**To do**
Extract each line containing the string "marry".

(Data excerpts)
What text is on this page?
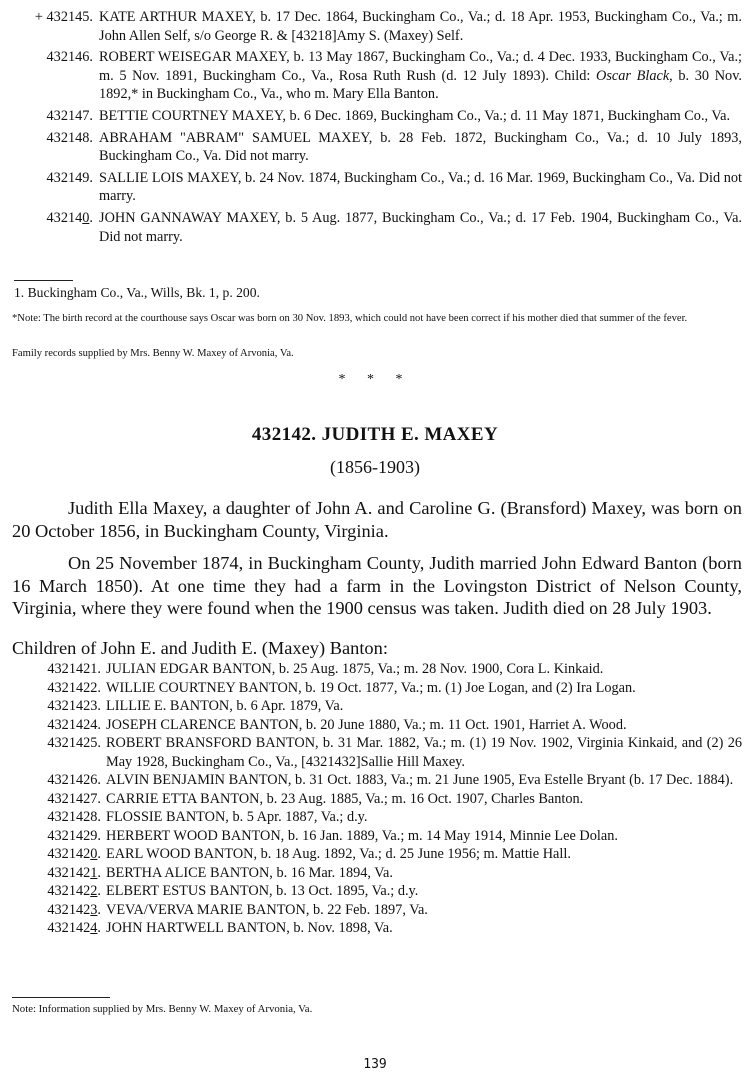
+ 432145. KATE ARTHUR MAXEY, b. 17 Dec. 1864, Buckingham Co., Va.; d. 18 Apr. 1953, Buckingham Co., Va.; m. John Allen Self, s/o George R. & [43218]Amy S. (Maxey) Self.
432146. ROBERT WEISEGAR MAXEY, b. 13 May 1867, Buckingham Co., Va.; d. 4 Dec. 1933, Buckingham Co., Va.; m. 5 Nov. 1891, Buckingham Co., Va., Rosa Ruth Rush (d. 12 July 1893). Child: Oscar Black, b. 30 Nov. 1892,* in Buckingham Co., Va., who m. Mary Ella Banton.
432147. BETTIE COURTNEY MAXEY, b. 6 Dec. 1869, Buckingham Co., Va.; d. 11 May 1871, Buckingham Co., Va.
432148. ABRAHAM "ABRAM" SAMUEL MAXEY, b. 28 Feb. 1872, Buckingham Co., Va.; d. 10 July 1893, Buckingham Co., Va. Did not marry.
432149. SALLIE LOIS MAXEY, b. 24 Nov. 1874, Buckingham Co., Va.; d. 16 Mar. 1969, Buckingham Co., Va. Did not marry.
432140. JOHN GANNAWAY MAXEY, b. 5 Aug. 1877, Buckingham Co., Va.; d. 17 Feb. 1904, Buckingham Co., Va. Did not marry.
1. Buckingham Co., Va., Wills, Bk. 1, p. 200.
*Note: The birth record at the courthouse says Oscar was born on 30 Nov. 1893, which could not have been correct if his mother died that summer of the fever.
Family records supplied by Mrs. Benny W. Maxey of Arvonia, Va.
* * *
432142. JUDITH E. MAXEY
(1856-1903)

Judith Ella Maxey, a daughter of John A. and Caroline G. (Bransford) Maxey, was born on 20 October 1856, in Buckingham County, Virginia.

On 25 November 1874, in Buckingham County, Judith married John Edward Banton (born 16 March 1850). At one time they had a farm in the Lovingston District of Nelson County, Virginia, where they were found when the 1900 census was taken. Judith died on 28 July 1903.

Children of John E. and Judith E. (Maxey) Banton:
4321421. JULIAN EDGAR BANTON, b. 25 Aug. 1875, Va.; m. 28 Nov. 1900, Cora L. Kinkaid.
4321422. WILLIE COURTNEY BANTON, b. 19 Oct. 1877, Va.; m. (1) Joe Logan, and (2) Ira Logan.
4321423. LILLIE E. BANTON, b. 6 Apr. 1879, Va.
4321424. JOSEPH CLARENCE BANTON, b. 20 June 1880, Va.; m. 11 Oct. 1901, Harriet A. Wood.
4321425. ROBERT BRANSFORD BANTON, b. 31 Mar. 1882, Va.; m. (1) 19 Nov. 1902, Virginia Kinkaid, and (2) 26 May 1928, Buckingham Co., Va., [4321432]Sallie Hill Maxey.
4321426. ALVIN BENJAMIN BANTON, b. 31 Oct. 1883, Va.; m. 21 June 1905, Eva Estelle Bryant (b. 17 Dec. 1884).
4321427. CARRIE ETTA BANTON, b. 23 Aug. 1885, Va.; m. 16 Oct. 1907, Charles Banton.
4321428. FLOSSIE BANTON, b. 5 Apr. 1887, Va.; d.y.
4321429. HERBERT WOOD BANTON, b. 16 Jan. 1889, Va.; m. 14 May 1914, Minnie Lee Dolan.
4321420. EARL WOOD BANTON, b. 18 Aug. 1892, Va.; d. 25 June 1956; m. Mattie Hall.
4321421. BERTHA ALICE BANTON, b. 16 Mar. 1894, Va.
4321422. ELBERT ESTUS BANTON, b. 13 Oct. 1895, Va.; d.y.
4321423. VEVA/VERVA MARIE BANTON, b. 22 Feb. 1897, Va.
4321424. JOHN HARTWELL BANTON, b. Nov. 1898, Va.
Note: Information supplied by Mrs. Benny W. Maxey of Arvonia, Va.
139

**Correct answer**
432148. ABRAHAM "ABRAM" SAMUEL MAXEY, b. 28 Feb. 1872, Buckingham Co., Va.; d. 10 July 1893, Buckingham Co., Va. Did not marry.
432149. SALLIE LOIS MAXEY, b. 24 Nov. 1874, Buckingham Co., Va.; d. 16 Mar. 1969, Buckingham Co., Va. Did not marry.
432140. JOHN GANNAWAY MAXEY, b. 5 Aug. 1877, Buckingham Co., Va.; d. 17 Feb. 1904, Buckingham Co., Va. Did not marry.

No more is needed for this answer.